━━ Task data
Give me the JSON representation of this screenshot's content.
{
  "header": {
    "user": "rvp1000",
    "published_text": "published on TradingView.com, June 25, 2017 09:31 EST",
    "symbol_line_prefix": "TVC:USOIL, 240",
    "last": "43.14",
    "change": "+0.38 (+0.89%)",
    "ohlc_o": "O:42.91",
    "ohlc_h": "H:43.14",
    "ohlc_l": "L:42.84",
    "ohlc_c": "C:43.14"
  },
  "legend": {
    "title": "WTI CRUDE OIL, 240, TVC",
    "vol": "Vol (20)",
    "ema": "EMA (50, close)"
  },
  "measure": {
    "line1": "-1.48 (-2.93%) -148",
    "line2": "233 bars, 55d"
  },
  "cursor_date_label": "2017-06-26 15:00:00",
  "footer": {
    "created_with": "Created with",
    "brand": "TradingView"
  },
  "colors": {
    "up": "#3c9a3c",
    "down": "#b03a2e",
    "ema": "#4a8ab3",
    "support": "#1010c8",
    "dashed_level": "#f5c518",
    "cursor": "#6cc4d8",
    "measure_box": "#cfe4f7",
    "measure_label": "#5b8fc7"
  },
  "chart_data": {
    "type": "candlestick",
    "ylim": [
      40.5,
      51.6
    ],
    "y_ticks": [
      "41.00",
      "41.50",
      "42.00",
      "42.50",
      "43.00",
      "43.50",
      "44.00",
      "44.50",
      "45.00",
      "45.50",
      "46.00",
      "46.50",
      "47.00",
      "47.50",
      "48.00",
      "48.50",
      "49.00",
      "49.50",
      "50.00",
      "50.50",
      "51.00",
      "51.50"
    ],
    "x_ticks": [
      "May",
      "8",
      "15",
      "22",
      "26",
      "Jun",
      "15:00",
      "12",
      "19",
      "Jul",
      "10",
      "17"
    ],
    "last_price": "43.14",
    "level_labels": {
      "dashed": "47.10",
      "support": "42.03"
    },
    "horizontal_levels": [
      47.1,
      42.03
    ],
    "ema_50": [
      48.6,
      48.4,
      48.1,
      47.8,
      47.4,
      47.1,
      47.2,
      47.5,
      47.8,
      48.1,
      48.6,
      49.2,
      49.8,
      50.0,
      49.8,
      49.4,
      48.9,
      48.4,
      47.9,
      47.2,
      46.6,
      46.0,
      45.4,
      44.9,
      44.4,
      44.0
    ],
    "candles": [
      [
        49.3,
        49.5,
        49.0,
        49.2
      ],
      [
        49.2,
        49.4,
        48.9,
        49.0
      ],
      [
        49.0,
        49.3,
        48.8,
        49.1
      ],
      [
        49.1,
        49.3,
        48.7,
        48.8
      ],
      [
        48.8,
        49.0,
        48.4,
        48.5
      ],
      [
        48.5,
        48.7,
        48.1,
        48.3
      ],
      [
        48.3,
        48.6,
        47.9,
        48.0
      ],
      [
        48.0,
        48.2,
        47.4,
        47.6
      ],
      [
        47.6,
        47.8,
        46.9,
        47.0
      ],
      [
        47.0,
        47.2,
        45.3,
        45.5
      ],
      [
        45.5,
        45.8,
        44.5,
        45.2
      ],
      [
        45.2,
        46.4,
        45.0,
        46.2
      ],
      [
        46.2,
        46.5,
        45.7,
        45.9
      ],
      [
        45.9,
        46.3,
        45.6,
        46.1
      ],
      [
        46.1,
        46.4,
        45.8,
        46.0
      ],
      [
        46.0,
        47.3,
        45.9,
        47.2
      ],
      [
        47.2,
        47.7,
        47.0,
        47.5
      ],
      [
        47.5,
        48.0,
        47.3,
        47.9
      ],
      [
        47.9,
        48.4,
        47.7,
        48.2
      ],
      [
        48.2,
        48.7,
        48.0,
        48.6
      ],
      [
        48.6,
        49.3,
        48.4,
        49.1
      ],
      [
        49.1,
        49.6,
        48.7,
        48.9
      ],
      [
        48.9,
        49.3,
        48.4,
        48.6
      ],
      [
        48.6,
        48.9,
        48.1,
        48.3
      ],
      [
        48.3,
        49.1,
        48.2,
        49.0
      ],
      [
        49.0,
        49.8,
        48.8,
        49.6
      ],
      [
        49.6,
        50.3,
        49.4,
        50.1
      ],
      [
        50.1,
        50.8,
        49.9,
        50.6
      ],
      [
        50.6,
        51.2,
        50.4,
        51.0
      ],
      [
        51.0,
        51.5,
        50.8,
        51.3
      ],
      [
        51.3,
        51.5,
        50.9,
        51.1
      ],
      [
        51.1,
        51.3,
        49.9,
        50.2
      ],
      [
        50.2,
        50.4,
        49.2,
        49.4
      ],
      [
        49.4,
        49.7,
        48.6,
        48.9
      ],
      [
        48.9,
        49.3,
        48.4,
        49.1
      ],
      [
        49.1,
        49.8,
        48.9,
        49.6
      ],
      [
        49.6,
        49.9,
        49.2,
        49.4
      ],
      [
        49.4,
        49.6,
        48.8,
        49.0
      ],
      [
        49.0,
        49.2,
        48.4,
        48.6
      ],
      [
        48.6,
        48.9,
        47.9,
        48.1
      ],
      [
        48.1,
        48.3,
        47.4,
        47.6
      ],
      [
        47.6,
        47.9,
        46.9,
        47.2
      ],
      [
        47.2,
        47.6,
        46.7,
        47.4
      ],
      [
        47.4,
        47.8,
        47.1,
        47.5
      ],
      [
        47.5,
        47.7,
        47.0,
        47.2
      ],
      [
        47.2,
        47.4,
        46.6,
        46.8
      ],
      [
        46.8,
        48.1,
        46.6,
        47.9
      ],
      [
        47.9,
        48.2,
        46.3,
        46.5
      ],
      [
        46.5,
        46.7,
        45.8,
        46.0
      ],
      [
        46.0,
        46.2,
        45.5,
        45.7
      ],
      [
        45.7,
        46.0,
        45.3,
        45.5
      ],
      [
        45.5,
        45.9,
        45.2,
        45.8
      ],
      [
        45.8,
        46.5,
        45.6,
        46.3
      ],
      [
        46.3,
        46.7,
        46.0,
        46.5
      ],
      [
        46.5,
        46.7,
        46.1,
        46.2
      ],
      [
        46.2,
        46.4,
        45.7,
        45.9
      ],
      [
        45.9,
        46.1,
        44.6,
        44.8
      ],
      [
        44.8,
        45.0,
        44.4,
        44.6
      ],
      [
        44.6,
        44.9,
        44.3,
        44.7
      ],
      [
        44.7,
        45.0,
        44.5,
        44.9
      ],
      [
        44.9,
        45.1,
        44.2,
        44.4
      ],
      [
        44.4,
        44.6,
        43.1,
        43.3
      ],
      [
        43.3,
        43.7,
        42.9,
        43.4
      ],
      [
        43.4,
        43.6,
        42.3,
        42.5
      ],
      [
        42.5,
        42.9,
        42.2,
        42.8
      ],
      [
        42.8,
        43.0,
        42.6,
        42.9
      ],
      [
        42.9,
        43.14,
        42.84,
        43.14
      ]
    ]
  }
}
━━━━
** What you need to do **
Extract each entry in full and write it down exactly.

** Answer for this exercise **
Give me the JSON representation of this screenshot's content.
{
  "header": {
    "user": "rvp1000",
    "published_text": "published on TradingView.com, June 25, 2017 09:31 EST",
    "symbol_line_prefix": "TVC:USOIL, 240",
    "last": "43.14",
    "change": "+0.38 (+0.89%)",
    "ohlc_o": "O:42.91",
    "ohlc_h": "H:43.14",
    "ohlc_l": "L:42.84",
    "ohlc_c": "C:43.14"
  },
  "legend": {
    "title": "WTI CRUDE OIL, 240, TVC",
    "vol": "Vol (20)",
    "ema": "EMA (50, close)"
  },
  "measure": {
    "line1": "-1.48 (-2.93%) -148",
    "line2": "233 bars, 55d"
  },
  "cursor_date_label": "2017-06-26 15:00:00",
  "footer": {
    "created_with": "Created with",
    "brand": "TradingView"
  },
  "colors": {
    "up": "#3c9a3c",
    "down": "#b03a2e",
    "ema": "#4a8ab3",
    "support": "#1010c8",
    "dashed_level": "#f5c518",
    "cursor": "#6cc4d8",
    "measure_box": "#cfe4f7",
    "measure_label": "#5b8fc7"
  },
  "chart_data": {
    "type": "candlestick",
    "ylim": [
      40.5,
      51.6
    ],
    "y_ticks": [
      "41.00",
      "41.50",
      "42.00",
      "42.50",
      "43.00",
      "43.50",
      "44.00",
      "44.50",
      "45.00",
      "45.50",
      "46.00",
      "46.50",
      "47.00",
      "47.50",
      "48.00",
      "48.50",
      "49.00",
      "49.50",
      "50.00",
      "50.50",
      "51.00",
      "51.50"
    ],
    "x_ticks": [
      "May",
      "8",
      "15",
      "22",
      "26",
      "Jun",
      "15:00",
      "12",
      "19",
      "Jul",
      "10",
      "17"
    ],
    "last_price": "43.14",
    "level_labels": {
      "dashed": "47.10",
      "support": "42.03"
    },
    "horizontal_levels": [
      47.1,
      42.03
    ],
    "ema_50": [
      48.6,
      48.4,
      48.1,
      47.8,
      47.4,
      47.1,
      47.2,
      47.5,
      47.8,
      48.1,
      48.6,
      49.2,
      49.8,
      50.0,
      49.8,
      49.4,
      48.9,
      48.4,
      47.9,
      47.2,
      46.6,
      46.0,
      45.4,
      44.9,
      44.4,
      44.0
    ],
    "candles": [
      [
        49.3,
        49.5,
        49.0,
        49.2
      ],
      [
        49.2,
        49.4,
        48.9,
        49.0
      ],
      [
        49.0,
        49.3,
        48.8,
        49.1
      ],
      [
        49.1,
        49.3,
        48.7,
        48.8
      ],
      [
        48.8,
        49.0,
        48.4,
        48.5
      ],
      [
        48.5,
        48.7,
        48.1,
        48.3
      ],
      [
        48.3,
        48.6,
        47.9,
        48.0
      ],
      [
        48.0,
        48.2,
        47.4,
        47.6
      ],
      [
        47.6,
        47.8,
        46.9,
        47.0
      ],
      [
        47.0,
        47.2,
        45.3,
        45.5
      ],
      [
        45.5,
        45.8,
        44.5,
        45.2
      ],
      [
        45.2,
        46.4,
        45.0,
        46.2
      ],
      [
        46.2,
        46.5,
        45.7,
        45.9
      ],
      [
        45.9,
        46.3,
        45.6,
        46.1
      ],
      [
        46.1,
        46.4,
        45.8,
        46.0
      ],
      [
        46.0,
        47.3,
        45.9,
        47.2
      ],
      [
        47.2,
        47.7,
        47.0,
        47.5
      ],
      [
        47.5,
        48.0,
        47.3,
        47.9
      ],
      [
        47.9,
        48.4,
        47.7,
        48.2
      ],
      [
        48.2,
        48.7,
        48.0,
        48.6
      ],
      [
        48.6,
        49.3,
        48.4,
        49.1
      ],
      [
        49.1,
        49.6,
        48.7,
        48.9
      ],
      [
        48.9,
        49.3,
        48.4,
        48.6
      ],
      [
        48.6,
        48.9,
        48.1,
        48.3
      ],
      [
        48.3,
        49.1,
        48.2,
        49.0
      ],
      [
        49.0,
        49.8,
        48.8,
        49.6
      ],
      [
        49.6,
        50.3,
        49.4,
        50.1
      ],
      [
        50.1,
        50.8,
        49.9,
        50.6
      ],
      [
        50.6,
        51.2,
        50.4,
        51.0
      ],
      [
        51.0,
        51.5,
        50.8,
        51.3
      ],
      [
        51.3,
        51.5,
        50.9,
        51.1
      ],
      [
        51.1,
        51.3,
        49.9,
        50.2
      ],
      [
        50.2,
        50.4,
        49.2,
        49.4
      ],
      [
        49.4,
        49.7,
        48.6,
        48.9
      ],
      [
        48.9,
        49.3,
        48.4,
        49.1
      ],
      [
        49.1,
        49.8,
        48.9,
        49.6
      ],
      [
        49.6,
        49.9,
        49.2,
        49.4
      ],
      [
        49.4,
        49.6,
        48.8,
        49.0
      ],
      [
        49.0,
        49.2,
        48.4,
        48.6
      ],
      [
        48.6,
        48.9,
        47.9,
        48.1
      ],
      [
        48.1,
        48.3,
        47.4,
        47.6
      ],
      [
        47.6,
        47.9,
        46.9,
        47.2
      ],
      [
        47.2,
        47.6,
        46.7,
        47.4
      ],
      [
        47.4,
        47.8,
        47.1,
        47.5
      ],
      [
        47.5,
        47.7,
        47.0,
        47.2
      ],
      [
        47.2,
        47.4,
        46.6,
        46.8
      ],
      [
        46.8,
        48.1,
        46.6,
        47.9
      ],
      [
        47.9,
        48.2,
        46.3,
        46.5
      ],
      [
        46.5,
        46.7,
        45.8,
        46.0
      ],
      [
        46.0,
        46.2,
        45.5,
        45.7
      ],
      [
        45.7,
        46.0,
        45.3,
        45.5
      ],
      [
        45.5,
        45.9,
        45.2,
        45.8
      ],
      [
        45.8,
        46.5,
        45.6,
        46.3
      ],
      [
        46.3,
        46.7,
        46.0,
        46.5
      ],
      [
        46.5,
        46.7,
        46.1,
        46.2
      ],
      [
        46.2,
        46.4,
        45.7,
        45.9
      ],
      [
        45.9,
        46.1,
        44.6,
        44.8
      ],
      [
        44.8,
        45.0,
        44.4,
        44.6
      ],
      [
        44.6,
        44.9,
        44.3,
        44.7
      ],
      [
        44.7,
        45.0,
        44.5,
        44.9
      ],
      [
        44.9,
        45.1,
        44.2,
        44.4
      ],
      [
        44.4,
        44.6,
        43.1,
        43.3
      ],
      [
        43.3,
        43.7,
        42.9,
        43.4
      ],
      [
        43.4,
        43.6,
        42.3,
        42.5
      ],
      [
        42.5,
        42.9,
        42.2,
        42.8
      ],
      [
        42.8,
        43.0,
        42.6,
        42.9
      ],
      [
        42.9,
        43.14,
        42.84,
        43.14
      ]
    ]
  }
}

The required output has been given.